§ **DESCRIPTION OF THE TASK**: In the entries below, find the lines that contain the word "title" and copy them.

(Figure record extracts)
-- start --

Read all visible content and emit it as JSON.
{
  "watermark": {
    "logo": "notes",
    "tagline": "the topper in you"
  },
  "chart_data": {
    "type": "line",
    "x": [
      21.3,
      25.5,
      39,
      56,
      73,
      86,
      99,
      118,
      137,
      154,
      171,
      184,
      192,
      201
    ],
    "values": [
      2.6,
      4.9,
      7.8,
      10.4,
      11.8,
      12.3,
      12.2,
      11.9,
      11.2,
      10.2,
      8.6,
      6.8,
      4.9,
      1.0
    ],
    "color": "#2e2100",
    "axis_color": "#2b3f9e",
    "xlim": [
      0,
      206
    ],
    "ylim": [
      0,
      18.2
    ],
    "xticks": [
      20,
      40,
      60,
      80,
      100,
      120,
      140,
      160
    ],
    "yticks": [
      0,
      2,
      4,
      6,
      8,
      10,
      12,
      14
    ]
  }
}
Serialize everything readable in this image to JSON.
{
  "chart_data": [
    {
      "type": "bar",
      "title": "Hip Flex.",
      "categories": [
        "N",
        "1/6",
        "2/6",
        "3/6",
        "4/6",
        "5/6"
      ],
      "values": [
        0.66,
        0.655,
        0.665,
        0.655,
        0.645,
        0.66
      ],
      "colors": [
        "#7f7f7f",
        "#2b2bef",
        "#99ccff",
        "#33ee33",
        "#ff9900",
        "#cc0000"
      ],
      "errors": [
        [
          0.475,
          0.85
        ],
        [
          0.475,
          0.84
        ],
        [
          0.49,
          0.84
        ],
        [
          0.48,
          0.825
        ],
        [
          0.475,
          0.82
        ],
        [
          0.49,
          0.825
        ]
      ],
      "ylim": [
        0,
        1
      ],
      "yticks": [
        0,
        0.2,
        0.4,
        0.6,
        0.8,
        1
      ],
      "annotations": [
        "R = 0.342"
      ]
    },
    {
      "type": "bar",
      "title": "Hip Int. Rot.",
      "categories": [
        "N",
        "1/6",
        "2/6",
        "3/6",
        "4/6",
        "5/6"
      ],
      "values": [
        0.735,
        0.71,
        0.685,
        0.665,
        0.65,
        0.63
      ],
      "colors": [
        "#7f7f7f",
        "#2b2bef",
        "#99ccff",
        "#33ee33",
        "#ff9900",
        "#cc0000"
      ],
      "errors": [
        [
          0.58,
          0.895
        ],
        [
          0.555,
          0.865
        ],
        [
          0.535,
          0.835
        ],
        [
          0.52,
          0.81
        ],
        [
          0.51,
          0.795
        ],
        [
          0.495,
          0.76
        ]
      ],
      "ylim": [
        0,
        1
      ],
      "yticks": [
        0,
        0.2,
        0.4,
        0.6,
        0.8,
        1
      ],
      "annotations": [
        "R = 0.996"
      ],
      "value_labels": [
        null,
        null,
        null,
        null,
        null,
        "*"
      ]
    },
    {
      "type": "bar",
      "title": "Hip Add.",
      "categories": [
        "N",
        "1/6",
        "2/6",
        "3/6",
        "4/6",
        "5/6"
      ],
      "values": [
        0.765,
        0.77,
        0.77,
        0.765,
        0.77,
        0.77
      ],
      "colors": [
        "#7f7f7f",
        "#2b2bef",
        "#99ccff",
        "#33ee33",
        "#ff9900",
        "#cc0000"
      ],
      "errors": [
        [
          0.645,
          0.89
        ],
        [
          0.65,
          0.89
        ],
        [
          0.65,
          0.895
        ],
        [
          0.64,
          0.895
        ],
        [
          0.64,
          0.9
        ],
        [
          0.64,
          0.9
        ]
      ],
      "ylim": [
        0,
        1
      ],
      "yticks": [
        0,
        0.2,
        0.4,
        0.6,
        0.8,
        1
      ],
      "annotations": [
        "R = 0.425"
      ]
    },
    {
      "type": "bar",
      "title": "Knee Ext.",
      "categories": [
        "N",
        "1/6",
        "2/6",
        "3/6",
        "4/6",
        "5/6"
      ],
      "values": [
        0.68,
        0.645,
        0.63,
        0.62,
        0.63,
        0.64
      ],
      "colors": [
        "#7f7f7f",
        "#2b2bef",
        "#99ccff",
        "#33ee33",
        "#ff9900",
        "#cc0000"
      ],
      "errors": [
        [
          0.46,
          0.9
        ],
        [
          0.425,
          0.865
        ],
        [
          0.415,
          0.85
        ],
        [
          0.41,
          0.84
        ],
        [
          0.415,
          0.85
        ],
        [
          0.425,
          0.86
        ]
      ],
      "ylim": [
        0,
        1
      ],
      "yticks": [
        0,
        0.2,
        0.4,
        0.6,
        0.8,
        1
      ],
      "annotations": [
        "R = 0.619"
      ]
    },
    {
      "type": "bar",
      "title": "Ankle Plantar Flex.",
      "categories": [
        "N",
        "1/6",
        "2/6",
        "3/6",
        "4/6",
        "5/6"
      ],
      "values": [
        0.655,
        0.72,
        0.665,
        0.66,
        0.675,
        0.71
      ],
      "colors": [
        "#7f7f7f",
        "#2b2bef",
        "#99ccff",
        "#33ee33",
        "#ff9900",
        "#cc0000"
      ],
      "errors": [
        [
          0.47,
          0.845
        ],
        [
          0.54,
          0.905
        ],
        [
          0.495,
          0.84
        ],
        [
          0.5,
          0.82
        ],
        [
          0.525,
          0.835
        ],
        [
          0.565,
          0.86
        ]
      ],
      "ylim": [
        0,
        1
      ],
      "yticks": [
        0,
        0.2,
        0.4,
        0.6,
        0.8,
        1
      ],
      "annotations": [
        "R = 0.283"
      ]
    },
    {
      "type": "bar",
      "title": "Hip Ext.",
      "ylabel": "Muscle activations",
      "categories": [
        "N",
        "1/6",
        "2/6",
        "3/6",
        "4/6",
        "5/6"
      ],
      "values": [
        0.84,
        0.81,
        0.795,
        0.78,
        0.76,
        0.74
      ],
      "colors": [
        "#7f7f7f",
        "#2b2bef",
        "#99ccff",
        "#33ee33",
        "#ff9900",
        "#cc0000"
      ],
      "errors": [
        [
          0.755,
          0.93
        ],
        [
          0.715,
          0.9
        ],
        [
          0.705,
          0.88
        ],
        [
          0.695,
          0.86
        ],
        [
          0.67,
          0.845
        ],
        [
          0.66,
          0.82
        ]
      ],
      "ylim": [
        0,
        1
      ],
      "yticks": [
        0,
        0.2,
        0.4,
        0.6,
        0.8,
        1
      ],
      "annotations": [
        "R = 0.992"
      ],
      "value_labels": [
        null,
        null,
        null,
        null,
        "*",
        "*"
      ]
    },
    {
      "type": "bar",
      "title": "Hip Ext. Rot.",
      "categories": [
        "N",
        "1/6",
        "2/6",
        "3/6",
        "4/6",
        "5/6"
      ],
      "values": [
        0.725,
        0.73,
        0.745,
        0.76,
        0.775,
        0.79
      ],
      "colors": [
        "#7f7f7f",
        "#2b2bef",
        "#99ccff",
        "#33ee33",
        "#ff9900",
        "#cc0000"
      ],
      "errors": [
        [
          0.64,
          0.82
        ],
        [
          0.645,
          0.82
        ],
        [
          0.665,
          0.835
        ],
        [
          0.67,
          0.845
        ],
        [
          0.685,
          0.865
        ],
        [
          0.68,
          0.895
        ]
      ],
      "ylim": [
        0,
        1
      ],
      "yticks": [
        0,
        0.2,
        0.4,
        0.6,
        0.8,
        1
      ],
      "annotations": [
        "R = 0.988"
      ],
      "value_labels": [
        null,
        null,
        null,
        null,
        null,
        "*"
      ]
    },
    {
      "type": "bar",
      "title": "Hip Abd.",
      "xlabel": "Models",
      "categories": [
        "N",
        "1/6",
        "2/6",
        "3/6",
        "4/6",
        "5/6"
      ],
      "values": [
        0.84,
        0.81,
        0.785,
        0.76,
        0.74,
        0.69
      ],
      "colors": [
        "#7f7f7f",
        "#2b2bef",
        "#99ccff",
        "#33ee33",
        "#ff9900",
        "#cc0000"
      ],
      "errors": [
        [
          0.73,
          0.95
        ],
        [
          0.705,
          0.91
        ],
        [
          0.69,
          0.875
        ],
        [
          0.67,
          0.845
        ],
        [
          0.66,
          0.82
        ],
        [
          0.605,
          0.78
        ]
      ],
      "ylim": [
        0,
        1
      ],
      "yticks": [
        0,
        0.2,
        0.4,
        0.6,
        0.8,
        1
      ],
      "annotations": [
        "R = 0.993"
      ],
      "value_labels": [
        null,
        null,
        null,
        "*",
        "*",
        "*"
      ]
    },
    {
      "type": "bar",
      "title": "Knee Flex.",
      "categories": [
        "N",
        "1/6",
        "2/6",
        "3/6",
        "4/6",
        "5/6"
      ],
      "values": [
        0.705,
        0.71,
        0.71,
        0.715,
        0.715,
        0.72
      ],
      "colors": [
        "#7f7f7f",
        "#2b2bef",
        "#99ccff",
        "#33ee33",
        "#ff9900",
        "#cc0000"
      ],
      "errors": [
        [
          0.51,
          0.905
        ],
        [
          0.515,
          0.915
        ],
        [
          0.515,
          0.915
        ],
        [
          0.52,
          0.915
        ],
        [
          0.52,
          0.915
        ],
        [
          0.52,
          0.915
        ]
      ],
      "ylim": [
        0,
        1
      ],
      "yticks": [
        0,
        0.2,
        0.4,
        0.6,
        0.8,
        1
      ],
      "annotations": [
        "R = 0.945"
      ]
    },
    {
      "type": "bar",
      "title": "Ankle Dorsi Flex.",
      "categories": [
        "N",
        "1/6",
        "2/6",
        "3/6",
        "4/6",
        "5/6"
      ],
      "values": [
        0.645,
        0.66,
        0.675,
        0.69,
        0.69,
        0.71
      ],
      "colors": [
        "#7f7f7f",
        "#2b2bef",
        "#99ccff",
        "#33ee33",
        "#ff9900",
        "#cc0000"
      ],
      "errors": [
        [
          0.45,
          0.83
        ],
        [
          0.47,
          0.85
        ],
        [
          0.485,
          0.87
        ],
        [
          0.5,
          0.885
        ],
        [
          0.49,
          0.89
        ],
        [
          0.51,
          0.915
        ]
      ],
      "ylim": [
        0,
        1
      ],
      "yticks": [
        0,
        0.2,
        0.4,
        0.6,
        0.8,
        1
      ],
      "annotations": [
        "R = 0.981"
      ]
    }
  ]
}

-- end --

§ **OUTPUT OF THE EXERCISE**:
      "title": "Hip Flex.",
      "title": "Hip Int. Rot.",
      "title": "Hip Add.",
      "title": "Knee Ext.",
      "title": "Ankle Plantar Flex.",
      "title": "Hip Ext.",
      "title": "Hip Ext. Rot.",
      "title": "Hip Abd.",
      "title": "Knee Flex.",
      "title": "Ankle Dorsi Flex.",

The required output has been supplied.